What is required
Copy all the data exactly, except the pictures.

══════════════════════════════

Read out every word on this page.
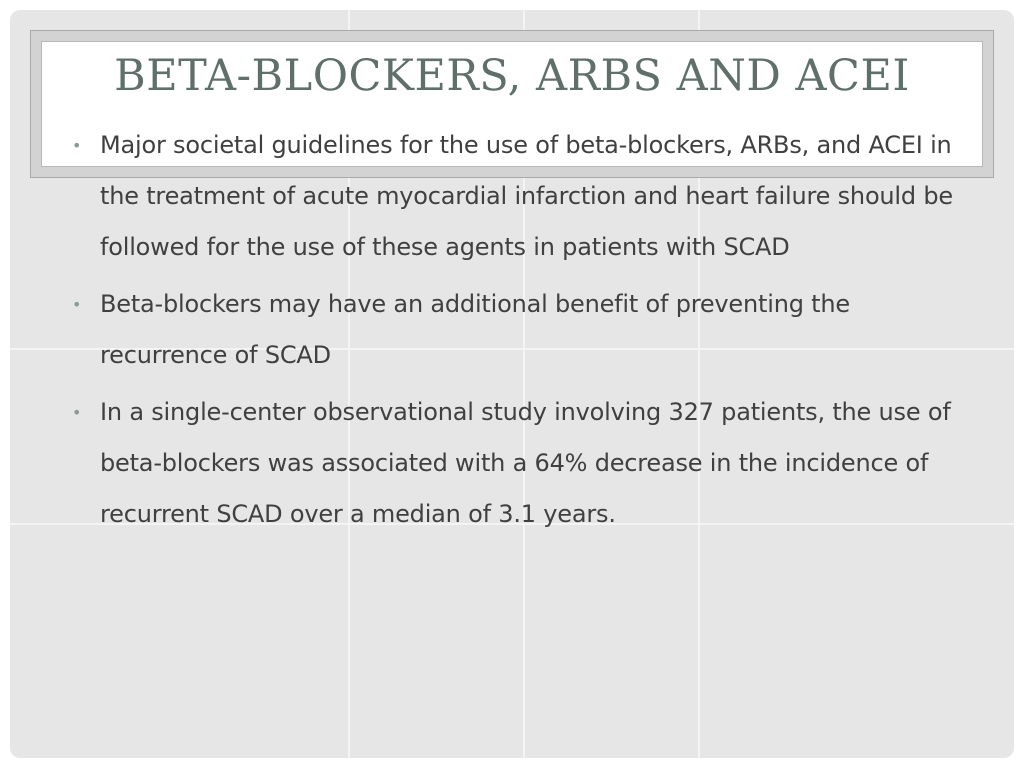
BETA-BLOCKERS, ARBS AND ACEI
• Major societal guidelines for the use of beta-blockers, ARBs, and ACEI in the treatment of acute myocardial infarction and heart failure should be followed for the use of these agents in patients with SCAD
• Beta-blockers may have an additional benefit of preventing the recurrence of SCAD
• In a single-center observational study involving 327 patients, the use of beta-blockers was associated with a 64% decrease in the incidence of recurrent SCAD over a median of 3.1 years.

══════════════════════════════

Reply to the task
Read out every word on this page.
BETA-BLOCKERS, ARBS AND ACEI
• Major societal guidelines for the use of beta-blockers, ARBs, and ACEI in the treatment of acute myocardial infarction and heart failure should be followed for the use of these agents in patients with SCAD
• Beta-blockers may have an additional benefit of preventing the recurrence of SCAD
• In a single-center observational study involving 327 patients, the use of beta-blockers was associated with a 64% decrease in the incidence of recurrent SCAD over a median of 3.1 years.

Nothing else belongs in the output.